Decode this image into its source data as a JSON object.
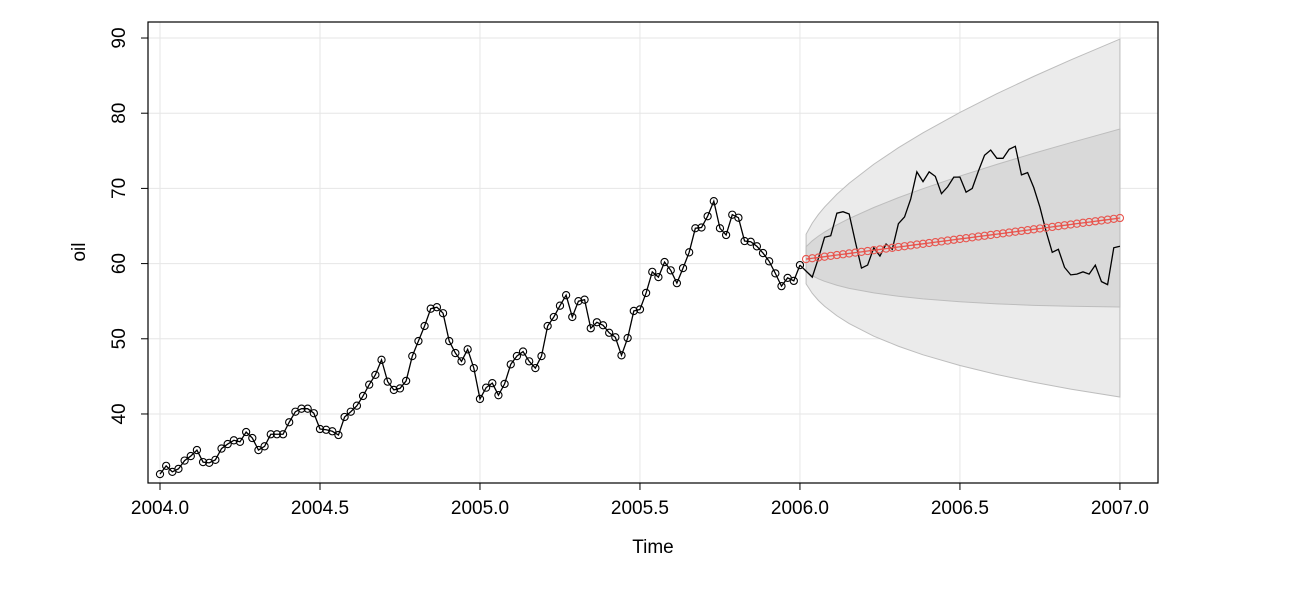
{
  "chart_data": {
    "type": "line",
    "x_label": "Time",
    "y_label": "oil",
    "xlim": [
      2003.9625,
      2007.119
    ],
    "ylim": [
      30.82,
      92.13
    ],
    "xticks": [
      {
        "value": 2004,
        "label": "2004.0"
      },
      {
        "value": 2004.5,
        "label": "2004.5"
      },
      {
        "value": 2005,
        "label": "2005.0"
      },
      {
        "value": 2005.5,
        "label": "2005.5"
      },
      {
        "value": 2006,
        "label": "2006.0"
      },
      {
        "value": 2006.5,
        "label": "2006.5"
      },
      {
        "value": 2007,
        "label": "2007.0"
      }
    ],
    "yticks": [
      40,
      50,
      60,
      70,
      80,
      90
    ],
    "grid": true,
    "bands": [
      {
        "color": "#ebebeb",
        "x": [
          2006.0192,
          2006.0385,
          2006.0577,
          2006.0769,
          2006.1154,
          2006.1538,
          2006.2308,
          2006.3077,
          2006.3846,
          2006.5,
          2006.6154,
          2006.7308,
          2006.8462,
          2007.0
        ],
        "lower": [
          57.3,
          56.04,
          55.09,
          54.32,
          53.06,
          52.02,
          50.35,
          49.01,
          47.87,
          46.45,
          45.25,
          44.22,
          43.31,
          42.26
        ],
        "upper": [
          63.9,
          65.38,
          66.53,
          67.52,
          69.22,
          70.68,
          73.21,
          75.41,
          77.39,
          80.11,
          82.59,
          84.9,
          87.09,
          89.86
        ]
      },
      {
        "color": "#d9d9d9",
        "x": [
          2006.0192,
          2006.0385,
          2006.0577,
          2006.0769,
          2006.1154,
          2006.1538,
          2006.2308,
          2006.3077,
          2006.3846,
          2006.5,
          2006.6154,
          2006.7308,
          2006.8462,
          2007.0
        ],
        "lower": [
          58.96,
          58.39,
          57.97,
          57.64,
          57.12,
          56.71,
          56.1,
          55.65,
          55.3,
          54.92,
          54.64,
          54.45,
          54.32,
          54.23
        ],
        "upper": [
          62.24,
          63.03,
          63.65,
          64.2,
          65.16,
          65.99,
          67.46,
          68.77,
          69.96,
          71.64,
          73.2,
          74.67,
          76.08,
          77.89
        ]
      }
    ],
    "series": [
      {
        "color": "#000000",
        "marker": true,
        "x": [
          2004.0,
          2004.0192,
          2004.0385,
          2004.0577,
          2004.0769,
          2004.0962,
          2004.1154,
          2004.1346,
          2004.1538,
          2004.1731,
          2004.1923,
          2004.2115,
          2004.2308,
          2004.25,
          2004.2692,
          2004.2885,
          2004.3077,
          2004.3269,
          2004.3462,
          2004.3654,
          2004.3846,
          2004.4038,
          2004.4231,
          2004.4423,
          2004.4615,
          2004.4808,
          2004.5,
          2004.5192,
          2004.5385,
          2004.5577,
          2004.5769,
          2004.5962,
          2004.6154,
          2004.6346,
          2004.6538,
          2004.6731,
          2004.6923,
          2004.7115,
          2004.7308,
          2004.75,
          2004.7692,
          2004.7885,
          2004.8077,
          2004.8269,
          2004.8462,
          2004.8654,
          2004.8846,
          2004.9038,
          2004.9231,
          2004.9423,
          2004.9615,
          2004.9808,
          2005.0,
          2005.0192,
          2005.0385,
          2005.0577,
          2005.0769,
          2005.0962,
          2005.1154,
          2005.1346,
          2005.1538,
          2005.1731,
          2005.1923,
          2005.2115,
          2005.2308,
          2005.25,
          2005.2692,
          2005.2885,
          2005.3077,
          2005.3269,
          2005.3462,
          2005.3654,
          2005.3846,
          2005.4038,
          2005.4231,
          2005.4423,
          2005.4615,
          2005.4808,
          2005.5,
          2005.5192,
          2005.5385,
          2005.5577,
          2005.5769,
          2005.5962,
          2005.6154,
          2005.6346,
          2005.6538,
          2005.6731,
          2005.6923,
          2005.7115,
          2005.7308,
          2005.75,
          2005.7692,
          2005.7885,
          2005.8077,
          2005.8269,
          2005.8462,
          2005.8654,
          2005.8846,
          2005.9038,
          2005.9231,
          2005.9423,
          2005.9615,
          2005.9808,
          2006.0
        ],
        "values": [
          32.0,
          33.1,
          32.3,
          32.7,
          33.8,
          34.4,
          35.2,
          33.6,
          33.5,
          33.9,
          35.4,
          36.0,
          36.5,
          36.3,
          37.6,
          36.8,
          35.2,
          35.7,
          37.3,
          37.3,
          37.3,
          38.9,
          40.3,
          40.7,
          40.7,
          40.1,
          38.0,
          37.9,
          37.7,
          37.2,
          39.6,
          40.3,
          41.1,
          42.4,
          43.9,
          45.2,
          47.2,
          44.3,
          43.2,
          43.4,
          44.4,
          47.7,
          49.7,
          51.7,
          54.0,
          54.2,
          53.4,
          49.7,
          48.1,
          47.0,
          48.6,
          46.1,
          42.0,
          43.5,
          44.1,
          42.5,
          44.0,
          46.6,
          47.7,
          48.3,
          47.0,
          46.1,
          47.7,
          51.7,
          52.9,
          54.4,
          55.8,
          52.9,
          55.0,
          55.2,
          51.4,
          52.2,
          51.8,
          50.8,
          50.2,
          47.8,
          50.1,
          53.7,
          53.9,
          56.1,
          58.9,
          58.2,
          60.2,
          59.1,
          57.4,
          59.4,
          61.5,
          64.7,
          64.8,
          66.3,
          68.3,
          64.7,
          63.8,
          66.5,
          66.1,
          63.0,
          62.9,
          62.3,
          61.4,
          60.3,
          58.7,
          57.0,
          58.1,
          57.7,
          59.8
        ]
      },
      {
        "color": "#000000",
        "marker": false,
        "x": [
          2006.0,
          2006.0192,
          2006.0385,
          2006.0577,
          2006.0769,
          2006.0962,
          2006.1154,
          2006.1346,
          2006.1538,
          2006.1731,
          2006.1923,
          2006.2115,
          2006.2308,
          2006.25,
          2006.2692,
          2006.2885,
          2006.3077,
          2006.3269,
          2006.3462,
          2006.3654,
          2006.3846,
          2006.4038,
          2006.4231,
          2006.4423,
          2006.4615,
          2006.4808,
          2006.5,
          2006.5192,
          2006.5385,
          2006.5577,
          2006.5769,
          2006.5962,
          2006.6154,
          2006.6346,
          2006.6538,
          2006.6731,
          2006.6923,
          2006.7115,
          2006.7308,
          2006.75,
          2006.7692,
          2006.7885,
          2006.8077,
          2006.8269,
          2006.8462,
          2006.8654,
          2006.8846,
          2006.9038,
          2006.9231,
          2006.9423,
          2006.9615,
          2006.9808,
          2007.0
        ],
        "values": [
          59.8,
          59.0,
          58.2,
          60.7,
          63.5,
          63.7,
          66.7,
          66.9,
          66.6,
          62.9,
          59.4,
          59.8,
          62.1,
          61.0,
          62.6,
          61.9,
          65.3,
          66.2,
          68.6,
          72.2,
          70.9,
          72.2,
          71.6,
          69.3,
          70.2,
          71.5,
          71.5,
          69.5,
          70.0,
          72.3,
          74.4,
          75.1,
          74.0,
          74.0,
          75.2,
          75.6,
          71.8,
          72.1,
          70.1,
          67.5,
          64.3,
          61.5,
          61.9,
          59.5,
          58.5,
          58.6,
          58.9,
          58.6,
          59.8,
          57.6,
          57.2,
          62.1,
          62.3
        ]
      },
      {
        "color": "#e8554e",
        "marker": true,
        "x": [
          2006.0192,
          2006.0385,
          2006.0577,
          2006.0769,
          2006.0962,
          2006.1154,
          2006.1346,
          2006.1538,
          2006.1731,
          2006.1923,
          2006.2115,
          2006.2308,
          2006.25,
          2006.2692,
          2006.2885,
          2006.3077,
          2006.3269,
          2006.3462,
          2006.3654,
          2006.3846,
          2006.4038,
          2006.4231,
          2006.4423,
          2006.4615,
          2006.4808,
          2006.5,
          2006.5192,
          2006.5385,
          2006.5577,
          2006.5769,
          2006.5962,
          2006.6154,
          2006.6346,
          2006.6538,
          2006.6731,
          2006.6923,
          2006.7115,
          2006.7308,
          2006.75,
          2006.7692,
          2006.7885,
          2006.8077,
          2006.8269,
          2006.8462,
          2006.8654,
          2006.8846,
          2006.9038,
          2006.9231,
          2006.9423,
          2006.9615,
          2006.9808,
          2007.0
        ],
        "values": [
          60.6,
          60.71,
          60.81,
          60.92,
          61.03,
          61.14,
          61.24,
          61.35,
          61.46,
          61.56,
          61.67,
          61.78,
          61.88,
          61.99,
          62.1,
          62.21,
          62.31,
          62.42,
          62.53,
          62.63,
          62.74,
          62.85,
          62.95,
          63.06,
          63.17,
          63.28,
          63.38,
          63.49,
          63.6,
          63.7,
          63.81,
          63.92,
          64.02,
          64.13,
          64.24,
          64.35,
          64.45,
          64.56,
          64.67,
          64.77,
          64.88,
          64.99,
          65.09,
          65.2,
          65.31,
          65.42,
          65.52,
          65.63,
          65.74,
          65.84,
          65.95,
          66.06
        ]
      }
    ]
  }
}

§ **Request**
Across all the entries, count the lines that contain the word "color" and give the number by itself.

§ **Task result**
5